** Begin **
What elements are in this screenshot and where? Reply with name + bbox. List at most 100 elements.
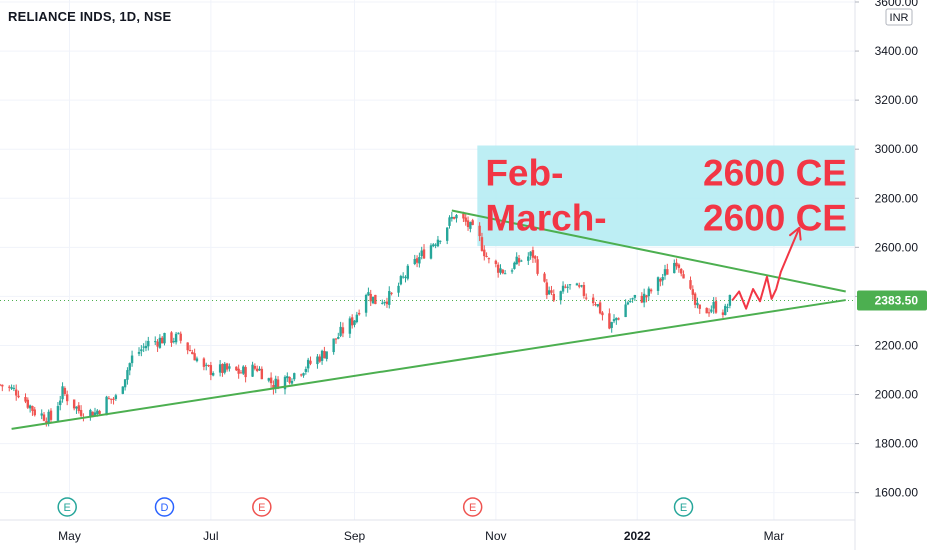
candle-body	[585, 297, 588, 299]
candle-body	[205, 364, 208, 366]
candle-body	[191, 351, 194, 355]
candle-body	[598, 302, 602, 314]
candle-body	[137, 351, 141, 354]
candle-body	[728, 294, 732, 306]
candle-body	[33, 409, 36, 416]
event-marker-earnings[interactable]: E	[252, 497, 272, 517]
candle-body	[316, 356, 319, 365]
candle-body	[174, 333, 178, 343]
annotation-line2-left: March-	[485, 198, 606, 239]
candle-body	[59, 400, 62, 406]
candle-body	[318, 356, 321, 362]
candle-body	[1, 384, 4, 387]
candle-body	[91, 411, 94, 418]
candle-body	[49, 410, 53, 420]
event-marker-earnings[interactable]: E	[673, 497, 694, 517]
event-marker-symbol: E	[258, 502, 265, 514]
candle-body	[561, 285, 565, 292]
candle-body	[682, 274, 685, 279]
candle-body	[337, 336, 340, 339]
y-tick-label: 3000.00	[875, 142, 919, 156]
candle-body	[300, 374, 303, 376]
candle-body	[302, 373, 305, 376]
candle-body	[186, 342, 189, 351]
symbol-title[interactable]: RELIANCE INDS, 1D, NSE	[8, 9, 172, 24]
annotation-line2-right: 2600 CE	[703, 198, 847, 239]
candle-body	[415, 258, 419, 263]
candle-body	[464, 217, 467, 222]
event-marker-dividend[interactable]: D	[154, 497, 175, 517]
candle-body	[348, 318, 352, 334]
candle-body	[534, 256, 537, 259]
x-tick-label: May	[58, 529, 81, 543]
candle-body	[304, 369, 308, 372]
candle-body	[615, 317, 618, 321]
candle-body	[26, 399, 30, 408]
candle-body	[413, 259, 416, 265]
candle-body	[172, 341, 175, 343]
annotation-line1-left: Feb-	[485, 153, 563, 194]
candle-body	[432, 244, 435, 247]
candle-body	[253, 365, 257, 369]
candle-body	[355, 314, 359, 323]
candle-body	[179, 333, 182, 341]
candle-body	[448, 217, 451, 226]
candle-body	[223, 363, 226, 373]
candle-body	[154, 341, 157, 343]
candle-body	[126, 370, 129, 380]
candle-body	[696, 302, 699, 306]
event-marker-symbol: E	[680, 502, 687, 514]
candle-body	[406, 265, 410, 279]
event-marker-earnings[interactable]: E	[57, 497, 77, 517]
candle-body	[93, 412, 97, 416]
candle-body	[0, 384, 2, 386]
candle-body	[529, 251, 532, 256]
candle-body	[24, 397, 27, 402]
candle-body	[610, 322, 613, 328]
candle-body	[499, 268, 502, 273]
candle-body	[383, 301, 386, 303]
price-scale[interactable]	[855, 0, 932, 550]
candle-body	[659, 279, 662, 282]
currency-badge[interactable]	[885, 8, 913, 26]
candle-body	[517, 258, 521, 263]
candle-body	[536, 259, 539, 274]
projection-arrowhead	[789, 226, 802, 241]
candle-body	[309, 360, 312, 364]
candle-body	[673, 262, 676, 274]
candle-body	[726, 306, 729, 308]
candle-body	[272, 384, 275, 390]
candle-body	[478, 225, 481, 237]
candle-body	[401, 276, 405, 278]
candle-body	[17, 395, 20, 398]
candle-body	[661, 277, 664, 281]
event-marker-earnings[interactable]: E	[462, 497, 483, 517]
projection-path[interactable]	[731, 227, 801, 310]
candle-body	[276, 379, 280, 389]
candle-body	[123, 379, 127, 388]
candle-body	[397, 285, 400, 293]
y-tick-label: 2000.00	[875, 388, 919, 402]
candle-body	[429, 245, 433, 259]
support-trendline[interactable]	[11, 299, 846, 430]
candle-body	[61, 386, 64, 400]
candle-body	[202, 358, 206, 367]
candle-body	[385, 301, 389, 305]
candle-body	[633, 294, 637, 298]
candle-body	[283, 376, 287, 390]
candle-body	[494, 260, 498, 264]
candle-body	[675, 262, 678, 267]
candle-body	[712, 302, 715, 309]
candle-body	[608, 313, 611, 329]
candle-body	[56, 406, 60, 421]
candle-body	[705, 307, 708, 314]
candle-body	[195, 358, 199, 362]
candle-body	[550, 290, 553, 293]
candle-body	[293, 373, 296, 380]
currency-label: INR	[890, 12, 909, 24]
candle-body	[42, 414, 46, 421]
candle-body	[483, 249, 486, 257]
candle-body	[163, 332, 166, 344]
** End **
### Required task
Give the lines from the one containing "297, 588, 299]" to the one containing "9, 172, 24]" as a Markdown table with the columns "Row" and "Entry", numbering each line and omitting any blank lines.

### Answer to the task
| Row | Entry |
|---|---|
| 1 | candle-body	[585, 297, 588, 299] |
| 2 | candle-body	[205, 364, 208, 366] |
| 3 | candle-body	[191, 351, 194, 355] |
| 4 | candle-body	[598, 302, 602, 314] |
| 5 | candle-body	[137, 351, 141, 354] |
| 6 | candle-body	[728, 294, 732, 306] |
| 7 | candle-body	[33, 409, 36, 416] |
| 8 | event-marker-earnings[interactable]: E	[252, 497, 272, 517] |
| 9 | candle-body	[316, 356, 319, 365] |
| 10 | candle-body	[174, 333, 178, 343] |
| 11 | annotation-line2-left: March-	[485, 198, 606, 239] |
| 12 | candle-body	[59, 400, 62, 406] |
| 13 | candle-body	[318, 356, 321, 362] |
| 14 | candle-body	[1, 384, 4, 387] |
| 15 | candle-body	[91, 411, 94, 418] |
| 16 | candle-body	[49, 410, 53, 420] |
| 17 | event-marker-earnings[interactable]: E	[673, 497, 694, 517] |
| 18 | event-marker-symbol: E	[258, 502, 265, 514] |
| 19 | candle-body	[561, 285, 565, 292] |
| 20 | candle-body	[682, 274, 685, 279] |
| 21 | candle-body	[337, 336, 340, 339] |
| 22 | y-tick-label: 3000.00	[875, 142, 919, 156] |
| 23 | candle-body	[300, 374, 303, 376] |
| 24 | candle-body	[302, 373, 305, 376] |
| 25 | candle-body	[186, 342, 189, 351] |
| 26 | symbol-title[interactable]: RELIANCE INDS, 1D, NSE	[8, 9, 172, 24] |